EXERCISE AIM: Your task is to copy every record exactly.

>> begin

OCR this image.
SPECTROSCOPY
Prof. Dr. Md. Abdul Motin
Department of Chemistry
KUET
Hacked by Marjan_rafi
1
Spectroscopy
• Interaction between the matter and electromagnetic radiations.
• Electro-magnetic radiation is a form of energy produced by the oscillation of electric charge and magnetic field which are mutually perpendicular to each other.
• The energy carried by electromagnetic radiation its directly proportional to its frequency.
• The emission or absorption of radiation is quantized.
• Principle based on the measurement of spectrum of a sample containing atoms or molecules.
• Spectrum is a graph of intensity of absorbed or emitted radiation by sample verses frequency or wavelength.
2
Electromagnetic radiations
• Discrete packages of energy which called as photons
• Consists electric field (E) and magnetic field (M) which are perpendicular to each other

>> end

CORRECT RESPONSE:
OCR this image.
SPECTROSCOPY
Prof. Dr. Md. Abdul Motin
Department of Chemistry
KUET
Hacked by Marjan_rafi
1
Spectroscopy
• Interaction between the matter and electromagnetic radiations.
• Electro-magnetic radiation is a form of energy produced by the oscillation of electric charge and magnetic field which are mutually perpendicular to each other.
• The energy carried by electromagnetic radiation its directly proportional to its frequency.
• The emission or absorption of radiation is quantized.
• Principle based on the measurement of spectrum of a sample containing atoms or molecules.
• Spectrum is a graph of intensity of absorbed or emitted radiation by sample verses frequency or wavelength.
2
Electromagnetic radiations
• Discrete packages of energy which called as photons
• Consists electric field (E) and magnetic field (M) which are perpendicular to each other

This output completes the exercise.